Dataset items
☆ ☆ ☆
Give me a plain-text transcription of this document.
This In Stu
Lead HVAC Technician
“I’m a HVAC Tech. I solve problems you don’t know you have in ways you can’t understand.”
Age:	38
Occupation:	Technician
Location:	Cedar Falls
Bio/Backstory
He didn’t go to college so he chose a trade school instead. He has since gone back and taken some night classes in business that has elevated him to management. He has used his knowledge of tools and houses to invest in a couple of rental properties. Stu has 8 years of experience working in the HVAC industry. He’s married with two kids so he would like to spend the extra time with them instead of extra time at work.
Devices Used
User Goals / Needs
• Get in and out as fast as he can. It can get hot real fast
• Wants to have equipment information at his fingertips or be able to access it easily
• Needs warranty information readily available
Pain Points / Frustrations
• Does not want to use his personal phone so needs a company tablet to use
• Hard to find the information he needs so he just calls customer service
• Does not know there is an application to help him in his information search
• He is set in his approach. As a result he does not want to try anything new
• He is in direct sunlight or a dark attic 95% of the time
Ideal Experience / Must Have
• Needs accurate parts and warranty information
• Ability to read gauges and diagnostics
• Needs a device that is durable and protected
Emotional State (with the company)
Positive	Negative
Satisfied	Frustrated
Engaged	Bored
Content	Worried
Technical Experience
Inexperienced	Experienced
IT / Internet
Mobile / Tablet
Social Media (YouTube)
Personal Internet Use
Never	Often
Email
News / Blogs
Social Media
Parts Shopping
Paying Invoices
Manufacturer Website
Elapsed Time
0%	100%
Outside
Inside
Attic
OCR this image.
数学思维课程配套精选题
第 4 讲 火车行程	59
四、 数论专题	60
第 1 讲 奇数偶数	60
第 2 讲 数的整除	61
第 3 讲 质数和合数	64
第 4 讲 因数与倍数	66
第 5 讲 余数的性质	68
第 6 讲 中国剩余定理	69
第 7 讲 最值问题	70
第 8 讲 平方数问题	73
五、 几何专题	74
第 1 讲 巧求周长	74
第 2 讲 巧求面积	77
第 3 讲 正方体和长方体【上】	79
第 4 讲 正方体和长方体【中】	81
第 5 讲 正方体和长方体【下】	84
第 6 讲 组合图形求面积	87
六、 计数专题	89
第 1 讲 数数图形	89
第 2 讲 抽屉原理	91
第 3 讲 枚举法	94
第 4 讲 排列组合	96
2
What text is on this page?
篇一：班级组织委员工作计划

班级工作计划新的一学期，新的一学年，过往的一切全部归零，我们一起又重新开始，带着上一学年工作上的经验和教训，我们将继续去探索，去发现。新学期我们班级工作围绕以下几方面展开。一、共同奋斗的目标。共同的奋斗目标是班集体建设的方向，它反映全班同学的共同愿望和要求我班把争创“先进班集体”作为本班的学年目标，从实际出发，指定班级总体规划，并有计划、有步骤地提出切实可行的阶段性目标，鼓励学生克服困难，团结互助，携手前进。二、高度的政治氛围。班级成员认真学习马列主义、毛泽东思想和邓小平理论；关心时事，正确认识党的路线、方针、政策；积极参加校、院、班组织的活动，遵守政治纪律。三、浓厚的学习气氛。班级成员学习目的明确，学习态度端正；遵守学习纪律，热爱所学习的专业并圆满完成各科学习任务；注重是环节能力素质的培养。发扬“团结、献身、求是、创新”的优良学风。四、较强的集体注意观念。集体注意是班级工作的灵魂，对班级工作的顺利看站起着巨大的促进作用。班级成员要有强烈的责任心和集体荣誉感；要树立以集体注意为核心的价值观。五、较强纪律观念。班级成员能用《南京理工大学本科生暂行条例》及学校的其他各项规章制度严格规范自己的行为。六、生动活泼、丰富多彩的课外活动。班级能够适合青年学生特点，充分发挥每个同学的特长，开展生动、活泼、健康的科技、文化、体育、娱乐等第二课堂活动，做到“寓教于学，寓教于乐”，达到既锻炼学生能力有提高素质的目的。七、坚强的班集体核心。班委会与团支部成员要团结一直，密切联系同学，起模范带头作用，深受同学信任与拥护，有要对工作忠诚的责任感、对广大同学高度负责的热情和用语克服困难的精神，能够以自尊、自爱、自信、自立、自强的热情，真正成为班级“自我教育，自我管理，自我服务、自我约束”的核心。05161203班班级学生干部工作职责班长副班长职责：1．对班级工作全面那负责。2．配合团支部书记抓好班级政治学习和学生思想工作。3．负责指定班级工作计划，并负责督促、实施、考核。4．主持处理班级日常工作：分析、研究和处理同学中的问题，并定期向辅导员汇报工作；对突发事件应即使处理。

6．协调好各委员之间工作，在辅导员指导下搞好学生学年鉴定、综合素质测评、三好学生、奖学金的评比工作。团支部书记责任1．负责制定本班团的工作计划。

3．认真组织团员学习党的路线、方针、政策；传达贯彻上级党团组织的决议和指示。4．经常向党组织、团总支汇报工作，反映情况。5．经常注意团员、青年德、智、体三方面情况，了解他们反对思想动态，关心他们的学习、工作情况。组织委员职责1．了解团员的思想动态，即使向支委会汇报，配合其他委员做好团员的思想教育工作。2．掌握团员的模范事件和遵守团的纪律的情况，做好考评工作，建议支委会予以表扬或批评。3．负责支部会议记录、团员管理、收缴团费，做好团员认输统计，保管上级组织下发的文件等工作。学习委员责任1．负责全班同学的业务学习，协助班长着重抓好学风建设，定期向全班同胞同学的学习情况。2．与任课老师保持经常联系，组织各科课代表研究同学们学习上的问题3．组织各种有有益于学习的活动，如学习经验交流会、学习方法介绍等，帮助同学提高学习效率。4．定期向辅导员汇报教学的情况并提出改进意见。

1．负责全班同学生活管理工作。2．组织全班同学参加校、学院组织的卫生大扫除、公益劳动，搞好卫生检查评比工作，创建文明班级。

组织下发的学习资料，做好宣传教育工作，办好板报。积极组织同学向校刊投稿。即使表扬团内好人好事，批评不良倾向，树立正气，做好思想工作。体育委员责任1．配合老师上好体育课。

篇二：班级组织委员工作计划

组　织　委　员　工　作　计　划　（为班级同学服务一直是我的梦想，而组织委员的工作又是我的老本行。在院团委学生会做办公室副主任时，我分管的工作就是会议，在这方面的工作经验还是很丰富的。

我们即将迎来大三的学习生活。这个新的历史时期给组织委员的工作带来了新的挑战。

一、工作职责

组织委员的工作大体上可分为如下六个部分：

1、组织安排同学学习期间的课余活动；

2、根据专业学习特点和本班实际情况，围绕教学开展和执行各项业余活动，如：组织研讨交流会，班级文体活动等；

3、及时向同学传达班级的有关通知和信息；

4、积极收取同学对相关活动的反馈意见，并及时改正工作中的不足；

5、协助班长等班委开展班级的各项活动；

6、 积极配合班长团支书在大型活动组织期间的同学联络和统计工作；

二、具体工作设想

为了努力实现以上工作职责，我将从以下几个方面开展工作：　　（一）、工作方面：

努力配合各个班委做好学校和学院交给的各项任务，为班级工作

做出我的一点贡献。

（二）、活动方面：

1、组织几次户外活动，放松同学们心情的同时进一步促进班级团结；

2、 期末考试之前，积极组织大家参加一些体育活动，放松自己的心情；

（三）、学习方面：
☆ ☆ ☆
Written exercise = Search the data above for the string "HVAC" and return every line that has it.

Answer below =
Lead HVAC Technician
“I’m a HVAC Tech. I solve problems you don’t know you have in ways you can’t understand.”
He didn’t go to college so he chose a trade school instead. He has since gone back and taken some night classes in business that has elevated him to management. He has used his knowledge of tools and houses to invest in a couple of rental properties. Stu has 8 years of experience working in the HVAC industry. He’s married with two kids so he would like to spend the extra time with them instead of extra time at work.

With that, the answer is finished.